(What you are asked to do) In the records below, count every line containing "this". Reply with the number only.

(Provided entries)
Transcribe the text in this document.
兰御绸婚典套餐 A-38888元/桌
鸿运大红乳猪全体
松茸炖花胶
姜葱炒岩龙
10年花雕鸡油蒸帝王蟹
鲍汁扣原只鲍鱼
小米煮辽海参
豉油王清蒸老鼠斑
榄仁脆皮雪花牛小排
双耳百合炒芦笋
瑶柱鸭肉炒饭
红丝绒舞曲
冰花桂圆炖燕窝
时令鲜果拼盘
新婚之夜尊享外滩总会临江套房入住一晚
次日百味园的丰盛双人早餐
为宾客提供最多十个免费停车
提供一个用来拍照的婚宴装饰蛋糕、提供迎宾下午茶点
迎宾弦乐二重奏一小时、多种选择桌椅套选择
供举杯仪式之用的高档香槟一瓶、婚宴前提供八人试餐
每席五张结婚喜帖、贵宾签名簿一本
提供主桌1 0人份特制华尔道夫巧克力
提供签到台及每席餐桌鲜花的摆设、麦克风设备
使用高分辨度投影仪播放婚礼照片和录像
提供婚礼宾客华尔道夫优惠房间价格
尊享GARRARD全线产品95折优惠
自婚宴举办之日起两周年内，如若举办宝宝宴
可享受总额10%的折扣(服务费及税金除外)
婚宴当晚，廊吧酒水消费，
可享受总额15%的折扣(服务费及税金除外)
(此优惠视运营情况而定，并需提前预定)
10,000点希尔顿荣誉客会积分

==

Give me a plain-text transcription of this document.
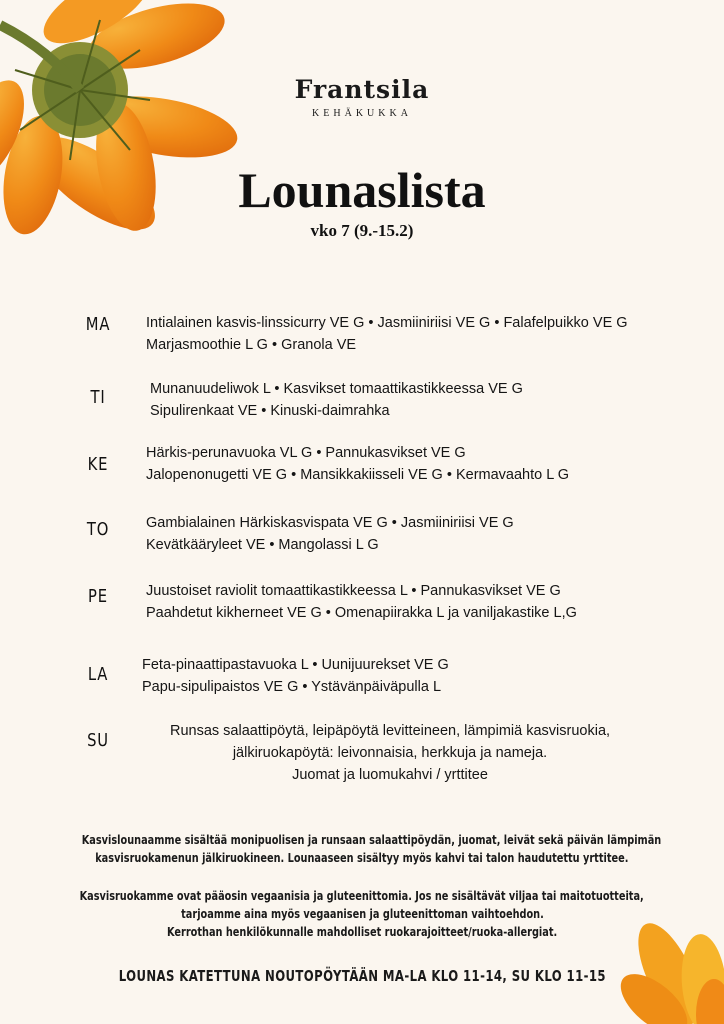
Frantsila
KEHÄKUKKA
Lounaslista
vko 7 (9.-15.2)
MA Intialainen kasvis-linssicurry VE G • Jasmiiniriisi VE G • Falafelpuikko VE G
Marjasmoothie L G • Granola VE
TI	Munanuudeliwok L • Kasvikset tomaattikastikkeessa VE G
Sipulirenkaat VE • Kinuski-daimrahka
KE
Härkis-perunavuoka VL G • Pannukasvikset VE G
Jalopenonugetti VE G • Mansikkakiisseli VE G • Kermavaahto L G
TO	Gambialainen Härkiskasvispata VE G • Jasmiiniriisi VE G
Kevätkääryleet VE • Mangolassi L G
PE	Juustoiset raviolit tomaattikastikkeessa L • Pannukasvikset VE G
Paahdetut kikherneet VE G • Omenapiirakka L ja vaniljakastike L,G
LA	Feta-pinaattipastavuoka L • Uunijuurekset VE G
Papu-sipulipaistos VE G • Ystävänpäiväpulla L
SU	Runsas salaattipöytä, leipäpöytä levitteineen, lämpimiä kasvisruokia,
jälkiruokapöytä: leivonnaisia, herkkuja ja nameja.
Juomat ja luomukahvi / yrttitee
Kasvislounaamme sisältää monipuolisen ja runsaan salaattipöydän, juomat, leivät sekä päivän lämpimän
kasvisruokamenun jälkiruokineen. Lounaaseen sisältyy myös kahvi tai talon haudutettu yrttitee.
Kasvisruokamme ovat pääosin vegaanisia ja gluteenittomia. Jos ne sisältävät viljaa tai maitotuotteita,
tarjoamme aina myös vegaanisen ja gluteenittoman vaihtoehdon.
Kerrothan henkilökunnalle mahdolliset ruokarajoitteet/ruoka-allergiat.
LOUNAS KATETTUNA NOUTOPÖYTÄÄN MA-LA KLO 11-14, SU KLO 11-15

(Solution to the exercise) 2